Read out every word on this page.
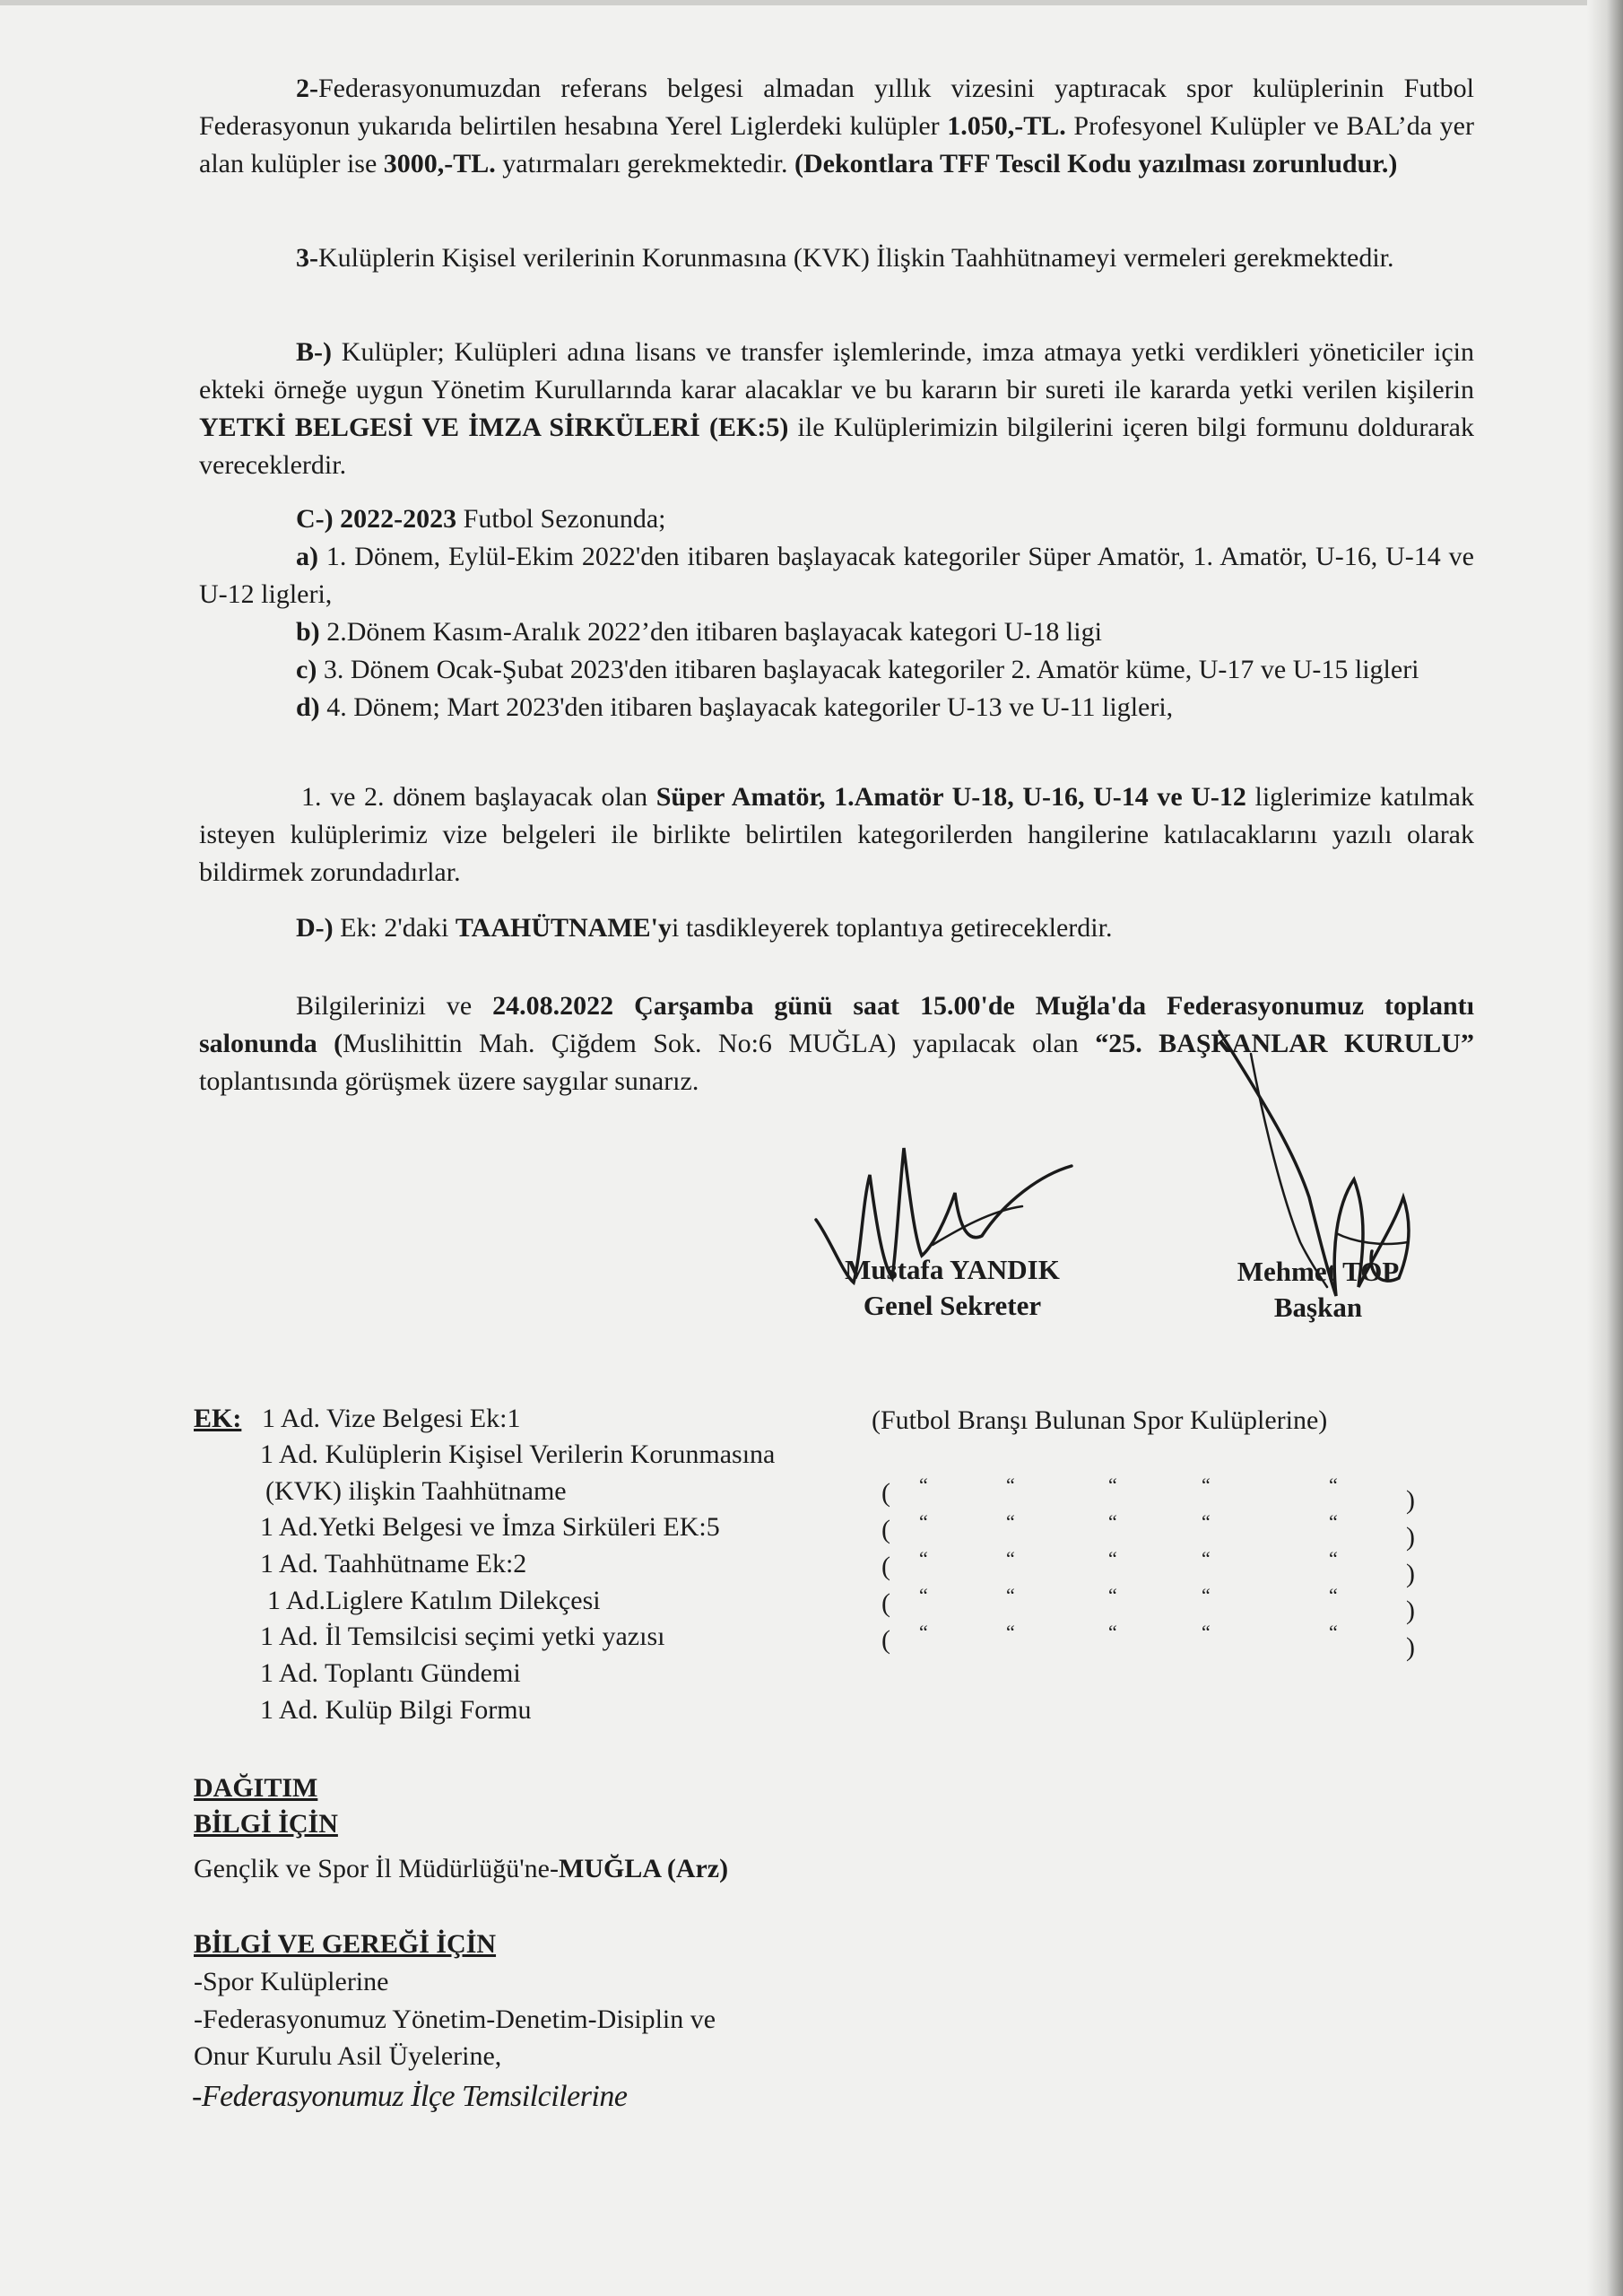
2-Federasyonumuzdan referans belgesi almadan yıllık vizesini yaptıracak spor kulüplerinin Futbol Federasyonun yukarıda belirtilen hesabına Yerel Liglerdeki kulüpler 1.050,-TL. Profesyonel Kulüpler ve BAL’da yer alan kulüpler ise 3000,-TL. yatırmaları gerekmektedir. (Dekontlara TFF Tescil Kodu yazılması zorunludur.)
3-Kulüplerin Kişisel verilerinin Korunmasına (KVK) İlişkin Taahhütnameyi vermeleri gerekmektedir.
B-) Kulüpler; Kulüpleri adına lisans ve transfer işlemlerinde, imza atmaya yetki verdikleri yöneticiler için ekteki örneğe uygun Yönetim Kurullarında karar alacaklar ve bu kararın bir sureti ile kararda yetki verilen kişilerin YETKİ BELGESİ VE İMZA SİRKÜLERİ (EK:5) ile Kulüplerimizin bilgilerini içeren bilgi formunu doldurarak vereceklerdir.
C-) 2022-2023 Futbol Sezonunda;
a) 1. Dönem, Eylül-Ekim 2022'den itibaren başlayacak kategoriler Süper Amatör, 1. Amatör, U-16, U-14 ve U-12 ligleri,
b) 2.Dönem Kasım-Aralık 2022’den itibaren başlayacak kategori U-18 ligi
c) 3. Dönem Ocak-Şubat 2023'den itibaren başlayacak kategoriler 2. Amatör küme, U-17 ve U-15 ligleri
d) 4. Dönem; Mart 2023'den itibaren başlayacak kategoriler U-13 ve U-11 ligleri,
1. ve 2. dönem başlayacak olan Süper Amatör, 1.Amatör U-18, U-16, U-14 ve U-12 liglerimize katılmak isteyen kulüplerimiz vize belgeleri ile birlikte belirtilen kategorilerden hangilerine katılacaklarını yazılı olarak bildirmek zorundadırlar.
D-) Ek: 2'daki TAAHÜTNAME'yi tasdikleyerek toplantıya getireceklerdir.
Bilgilerinizi ve 24.08.2022 Çarşamba günü saat 15.00'de Muğla'da Federasyonumuz toplantı salonunda (Muslihittin Mah. Çiğdem Sok. No:6 MUĞLA) yapılacak olan “25. BAŞKANLAR KURULU” toplantısında görüşmek üzere saygılar sunarız.
Mustafa YANDIK
Genel Sekreter
Mehmet TOP
Başkan
EK: 1 Ad. Vize Belgesi Ek:1
1 Ad. Kulüplerin Kişisel Verilerin Korunmasına
(KVK) ilişkin Taahhütname
1 Ad.Yetki Belgesi ve İmza Sirküleri EK:5
1 Ad. Taahhütname Ek:2
1 Ad.Liglere Katılım Dilekçesi
1 Ad. İl Temsilcisi seçimi yetki yazısı
1 Ad. Toplantı Gündemi
1 Ad. Kulüp Bilgi Formu
(Futbol Branşı Bulunan Spor Kulüplerine)
( “	“	“	“	“
)
( “	“	“	“	“
)
( “	“	“	“	“
)
( “	“	“	“	“
)
( “	“	“	“	“
)
DAĞITIM
BİLGİ İÇİN
Gençlik ve Spor İl Müdürlüğü'ne-MUĞLA (Arz)
BİLGİ VE GEREĞİ İÇİN
-Spor Kulüplerine
-Federasyonumuz Yönetim-Denetim-Disiplin ve
Onur Kurulu Asil Üyelerine,
-Federasyonumuz İlçe Temsilcilerine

^^^^^^^^

### WHAT IS NEEDED
Leave out the pictures and print each record exactly as it stands.

### SOLUTION TO THE PROBLEM
Read out every word on this page.
2-Federasyonumuzdan referans belgesi almadan yıllık vizesini yaptıracak spor kulüplerinin Futbol Federasyonun yukarıda belirtilen hesabına Yerel Liglerdeki kulüpler 1.050,-TL. Profesyonel Kulüpler ve BAL’da yer alan kulüpler ise 3000,-TL. yatırmaları gerekmektedir. (Dekontlara TFF Tescil Kodu yazılması zorunludur.)
3-Kulüplerin Kişisel verilerinin Korunmasına (KVK) İlişkin Taahhütnameyi vermeleri gerekmektedir.
B-) Kulüpler; Kulüpleri adına lisans ve transfer işlemlerinde, imza atmaya yetki verdikleri yöneticiler için ekteki örneğe uygun Yönetim Kurullarında karar alacaklar ve bu kararın bir sureti ile kararda yetki verilen kişilerin YETKİ BELGESİ VE İMZA SİRKÜLERİ (EK:5) ile Kulüplerimizin bilgilerini içeren bilgi formunu doldurarak vereceklerdir.
C-) 2022-2023 Futbol Sezonunda;
a) 1. Dönem, Eylül-Ekim 2022'den itibaren başlayacak kategoriler Süper Amatör, 1. Amatör, U-16, U-14 ve U-12 ligleri,
b) 2.Dönem Kasım-Aralık 2022’den itibaren başlayacak kategori U-18 ligi
c) 3. Dönem Ocak-Şubat 2023'den itibaren başlayacak kategoriler 2. Amatör küme, U-17 ve U-15 ligleri
d) 4. Dönem; Mart 2023'den itibaren başlayacak kategoriler U-13 ve U-11 ligleri,
1. ve 2. dönem başlayacak olan Süper Amatör, 1.Amatör U-18, U-16, U-14 ve U-12 liglerimize katılmak isteyen kulüplerimiz vize belgeleri ile birlikte belirtilen kategorilerden hangilerine katılacaklarını yazılı olarak bildirmek zorundadırlar.
D-) Ek: 2'daki TAAHÜTNAME'yi tasdikleyerek toplantıya getireceklerdir.
Bilgilerinizi ve 24.08.2022 Çarşamba günü saat 15.00'de Muğla'da Federasyonumuz toplantı salonunda (Muslihittin Mah. Çiğdem Sok. No:6 MUĞLA) yapılacak olan “25. BAŞKANLAR KURULU” toplantısında görüşmek üzere saygılar sunarız.
Mustafa YANDIK
Genel Sekreter
Mehmet TOP
Başkan
EK: 1 Ad. Vize Belgesi Ek:1
1 Ad. Kulüplerin Kişisel Verilerin Korunmasına
(KVK) ilişkin Taahhütname
1 Ad.Yetki Belgesi ve İmza Sirküleri EK:5
1 Ad. Taahhütname Ek:2
1 Ad.Liglere Katılım Dilekçesi
1 Ad. İl Temsilcisi seçimi yetki yazısı
1 Ad. Toplantı Gündemi
1 Ad. Kulüp Bilgi Formu
(Futbol Branşı Bulunan Spor Kulüplerine)
( “	“	“	“	“
)
( “	“	“	“	“
)
( “	“	“	“	“
)
( “	“	“	“	“
)
( “	“	“	“	“
)
DAĞITIM
BİLGİ İÇİN
Gençlik ve Spor İl Müdürlüğü'ne-MUĞLA (Arz)
BİLGİ VE GEREĞİ İÇİN
-Spor Kulüplerine
-Federasyonumuz Yönetim-Denetim-Disiplin ve
Onur Kurulu Asil Üyelerine,
-Federasyonumuz İlçe Temsilcilerine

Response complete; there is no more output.